### Source passage:

━━━━━━

Another nice thing about the keyed links is it provides an easy path to provide metadata for derived products. Let's say I produce an NDVI product for Landsat and distribute it. I can simply add it as a new key under a new provider in the links field with the "ndvi" key. I don't have to treat it as a new Scene entirely, which it's not.

cc @ianschuler @scisco @drewbo

cholmes commented 6 years ago

Sorry for the slow response on this. I think I saw it before but then totally forgot about responding. In general I like it a lot. I've been thinking about a sort of 'level 0' of the Imagery Catalog API - something that can be crawled and doesn't rely on a server. But ideally the json metadata records are basically the same.

The links make sense to me. With one hesitation, which is that I don't think I'd add NDVI product as an additional 'link', as I fear that can just get out of hand with links. We've already had this problem at Planet, with way to many 'asset types'. I'd see an NDVI derived product as a separate 'record', that would have a clear link back to the 'source'. I do think we should have some field that enables that linking back to the source record.

I'm also tempted to even hold off on lots of duplicate download links to the same thing. Like I'm thinking Google and Amazon should have their own catalogs, that specify that they are duplicated records and download links of the 'source' data.

I do think the catalogs should be flexible enough for lots of links, but also have mechanisms to represent a 'cached' record when it sits on another cloud or local storage.

matthewhanson commented 6 years ago

Those are good points @cholmes . Additional products really deserve to be separate, so I think I'd add a 'product' tag to the above e.g., surface reflectance, toa, DN, band indices...these are all different products where a sensor and platform could be the same.

━━━━━━

### Exercises:
- A) From the imagery metadata discussion, output the passage between "Sorry for the" and "basically the same.", inclusive.
- B) In the imagery metadata discussion, why would cholmes not add an NDVI product as another link? Answer in one to three sentences.

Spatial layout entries
━━━━━━

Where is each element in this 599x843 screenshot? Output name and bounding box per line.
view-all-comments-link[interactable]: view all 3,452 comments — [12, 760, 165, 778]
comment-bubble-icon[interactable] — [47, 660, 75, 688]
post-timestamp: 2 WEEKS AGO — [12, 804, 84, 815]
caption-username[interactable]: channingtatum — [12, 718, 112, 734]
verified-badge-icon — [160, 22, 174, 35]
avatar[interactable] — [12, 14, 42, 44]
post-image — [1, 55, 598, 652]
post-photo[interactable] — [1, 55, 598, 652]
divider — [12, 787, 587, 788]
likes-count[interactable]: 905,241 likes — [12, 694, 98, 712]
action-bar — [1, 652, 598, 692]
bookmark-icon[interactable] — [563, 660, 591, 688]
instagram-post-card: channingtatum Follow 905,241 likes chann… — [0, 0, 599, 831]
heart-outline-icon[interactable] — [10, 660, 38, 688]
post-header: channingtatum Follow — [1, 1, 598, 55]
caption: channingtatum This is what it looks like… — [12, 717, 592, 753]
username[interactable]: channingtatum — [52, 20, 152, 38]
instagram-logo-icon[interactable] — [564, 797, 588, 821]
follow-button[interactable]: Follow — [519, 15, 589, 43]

━━━━━━

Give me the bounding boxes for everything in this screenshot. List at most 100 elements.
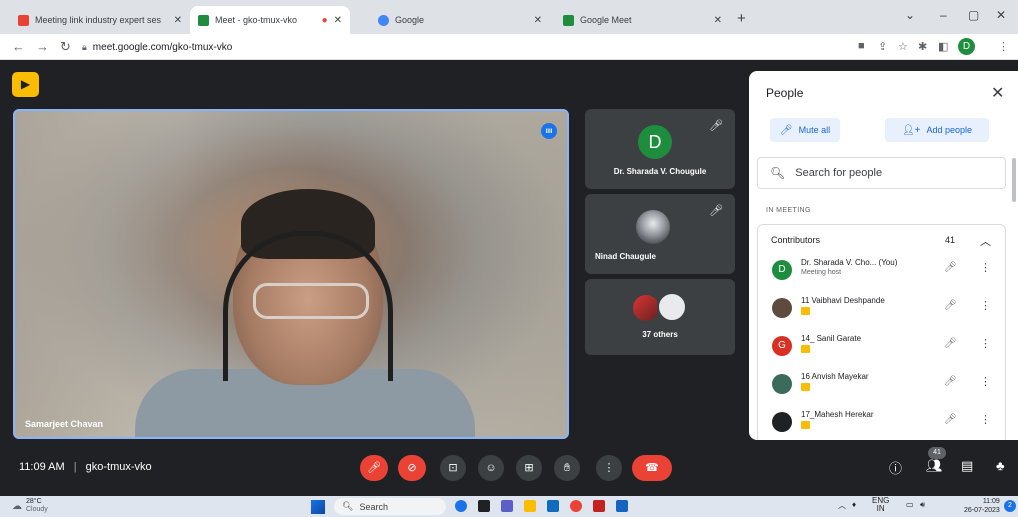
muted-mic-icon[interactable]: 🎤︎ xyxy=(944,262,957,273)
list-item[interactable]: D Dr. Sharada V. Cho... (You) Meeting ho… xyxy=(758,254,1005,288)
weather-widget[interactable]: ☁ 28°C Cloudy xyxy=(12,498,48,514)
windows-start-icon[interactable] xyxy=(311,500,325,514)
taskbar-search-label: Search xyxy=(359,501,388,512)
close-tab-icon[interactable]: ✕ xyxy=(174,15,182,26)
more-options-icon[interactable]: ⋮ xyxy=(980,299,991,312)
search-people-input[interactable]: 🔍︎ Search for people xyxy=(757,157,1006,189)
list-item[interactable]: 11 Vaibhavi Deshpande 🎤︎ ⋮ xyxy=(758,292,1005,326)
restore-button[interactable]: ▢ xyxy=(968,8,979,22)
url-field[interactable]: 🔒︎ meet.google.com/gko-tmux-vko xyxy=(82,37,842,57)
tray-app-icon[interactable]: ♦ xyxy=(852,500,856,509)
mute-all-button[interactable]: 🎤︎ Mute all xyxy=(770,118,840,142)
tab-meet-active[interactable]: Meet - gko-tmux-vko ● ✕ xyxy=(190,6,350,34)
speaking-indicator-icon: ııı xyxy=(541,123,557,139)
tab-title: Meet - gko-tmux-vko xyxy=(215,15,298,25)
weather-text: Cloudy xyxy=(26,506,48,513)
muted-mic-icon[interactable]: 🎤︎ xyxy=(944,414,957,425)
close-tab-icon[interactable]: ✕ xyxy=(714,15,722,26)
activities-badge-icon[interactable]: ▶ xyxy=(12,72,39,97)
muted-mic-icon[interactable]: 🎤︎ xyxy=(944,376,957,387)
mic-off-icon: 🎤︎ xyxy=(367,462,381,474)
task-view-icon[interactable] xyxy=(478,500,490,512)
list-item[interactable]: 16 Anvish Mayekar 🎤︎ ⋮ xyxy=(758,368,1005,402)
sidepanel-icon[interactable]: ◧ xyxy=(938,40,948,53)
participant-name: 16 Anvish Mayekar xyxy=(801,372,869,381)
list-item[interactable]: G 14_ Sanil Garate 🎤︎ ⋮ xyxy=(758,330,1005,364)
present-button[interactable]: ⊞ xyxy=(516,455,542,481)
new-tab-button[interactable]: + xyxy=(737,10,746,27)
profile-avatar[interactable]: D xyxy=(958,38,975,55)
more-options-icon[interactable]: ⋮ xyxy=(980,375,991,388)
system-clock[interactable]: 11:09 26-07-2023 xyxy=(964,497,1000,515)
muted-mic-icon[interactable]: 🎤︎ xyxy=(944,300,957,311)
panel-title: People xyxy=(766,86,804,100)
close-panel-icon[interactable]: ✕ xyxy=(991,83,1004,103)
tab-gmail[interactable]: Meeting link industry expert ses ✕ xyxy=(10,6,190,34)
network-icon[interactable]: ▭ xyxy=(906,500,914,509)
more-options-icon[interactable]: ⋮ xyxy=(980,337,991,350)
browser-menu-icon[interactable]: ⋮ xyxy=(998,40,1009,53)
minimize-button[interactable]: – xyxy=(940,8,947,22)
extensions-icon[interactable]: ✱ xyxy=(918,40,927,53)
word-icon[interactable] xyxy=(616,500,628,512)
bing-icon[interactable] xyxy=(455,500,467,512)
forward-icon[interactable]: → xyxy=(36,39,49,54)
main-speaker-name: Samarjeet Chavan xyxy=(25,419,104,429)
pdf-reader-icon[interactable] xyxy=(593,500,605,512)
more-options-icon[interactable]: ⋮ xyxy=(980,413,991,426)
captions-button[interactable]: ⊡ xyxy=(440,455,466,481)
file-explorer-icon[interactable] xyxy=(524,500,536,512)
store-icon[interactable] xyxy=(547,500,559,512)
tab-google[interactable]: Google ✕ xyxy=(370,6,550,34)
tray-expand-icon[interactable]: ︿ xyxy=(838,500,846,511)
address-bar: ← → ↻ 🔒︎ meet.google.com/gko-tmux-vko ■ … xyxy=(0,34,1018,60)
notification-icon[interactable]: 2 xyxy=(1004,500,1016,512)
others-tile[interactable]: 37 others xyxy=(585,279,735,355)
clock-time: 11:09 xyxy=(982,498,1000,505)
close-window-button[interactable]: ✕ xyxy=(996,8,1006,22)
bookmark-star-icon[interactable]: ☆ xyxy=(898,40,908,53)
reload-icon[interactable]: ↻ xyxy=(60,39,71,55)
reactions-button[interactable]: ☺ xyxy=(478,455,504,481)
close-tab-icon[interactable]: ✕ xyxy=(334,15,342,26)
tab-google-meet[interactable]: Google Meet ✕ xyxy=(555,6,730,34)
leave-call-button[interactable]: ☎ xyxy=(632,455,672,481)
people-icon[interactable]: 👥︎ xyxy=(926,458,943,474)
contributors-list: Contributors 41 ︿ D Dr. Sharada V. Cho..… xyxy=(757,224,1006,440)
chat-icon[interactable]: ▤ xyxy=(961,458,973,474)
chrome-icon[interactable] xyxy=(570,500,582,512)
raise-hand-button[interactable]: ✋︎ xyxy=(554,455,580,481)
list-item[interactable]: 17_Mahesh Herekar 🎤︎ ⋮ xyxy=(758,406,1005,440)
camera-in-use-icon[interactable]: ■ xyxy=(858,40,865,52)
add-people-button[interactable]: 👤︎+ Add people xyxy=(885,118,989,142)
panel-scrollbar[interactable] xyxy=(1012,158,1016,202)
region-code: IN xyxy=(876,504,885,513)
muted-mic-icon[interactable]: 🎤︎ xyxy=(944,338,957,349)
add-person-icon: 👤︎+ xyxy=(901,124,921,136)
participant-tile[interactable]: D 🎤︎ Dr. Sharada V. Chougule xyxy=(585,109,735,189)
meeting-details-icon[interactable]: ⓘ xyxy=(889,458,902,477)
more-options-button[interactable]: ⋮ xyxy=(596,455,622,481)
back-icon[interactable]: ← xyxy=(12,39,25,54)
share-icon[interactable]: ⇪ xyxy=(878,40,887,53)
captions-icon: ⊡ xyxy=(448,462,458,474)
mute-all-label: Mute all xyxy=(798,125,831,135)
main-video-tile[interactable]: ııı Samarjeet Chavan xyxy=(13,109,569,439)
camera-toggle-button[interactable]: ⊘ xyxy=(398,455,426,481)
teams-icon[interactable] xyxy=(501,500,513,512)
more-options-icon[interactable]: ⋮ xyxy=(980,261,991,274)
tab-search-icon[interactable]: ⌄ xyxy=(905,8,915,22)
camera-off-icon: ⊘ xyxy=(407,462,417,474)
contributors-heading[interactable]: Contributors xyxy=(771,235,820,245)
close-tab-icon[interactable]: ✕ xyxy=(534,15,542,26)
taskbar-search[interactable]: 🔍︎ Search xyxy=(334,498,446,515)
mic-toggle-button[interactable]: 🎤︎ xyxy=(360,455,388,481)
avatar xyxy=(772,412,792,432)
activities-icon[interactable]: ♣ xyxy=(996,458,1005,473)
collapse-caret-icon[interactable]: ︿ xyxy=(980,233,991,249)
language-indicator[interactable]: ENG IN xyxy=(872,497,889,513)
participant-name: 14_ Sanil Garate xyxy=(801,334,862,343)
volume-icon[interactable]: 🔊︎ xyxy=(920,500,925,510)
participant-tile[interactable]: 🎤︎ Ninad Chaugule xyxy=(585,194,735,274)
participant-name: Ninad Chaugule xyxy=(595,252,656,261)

━━━━━━

### Task-by-task outputs:
- A)
Sorry for the slow response on this. I think I saw it before but then totally forgot about responding. In general I like it a lot. I've been thinking about a sort of 'level 0' of the Imagery Catalog API - something that can be crawled and doesn't rely on a server. But ideally the json metadata records are basically the same.

- B) cholmes fears that adding products like NDVI as links can get out of hand, a problem Planet already had with too many asset types. cholmes would instead treat an NDVI derived product as a separate record with a clear link back to the source.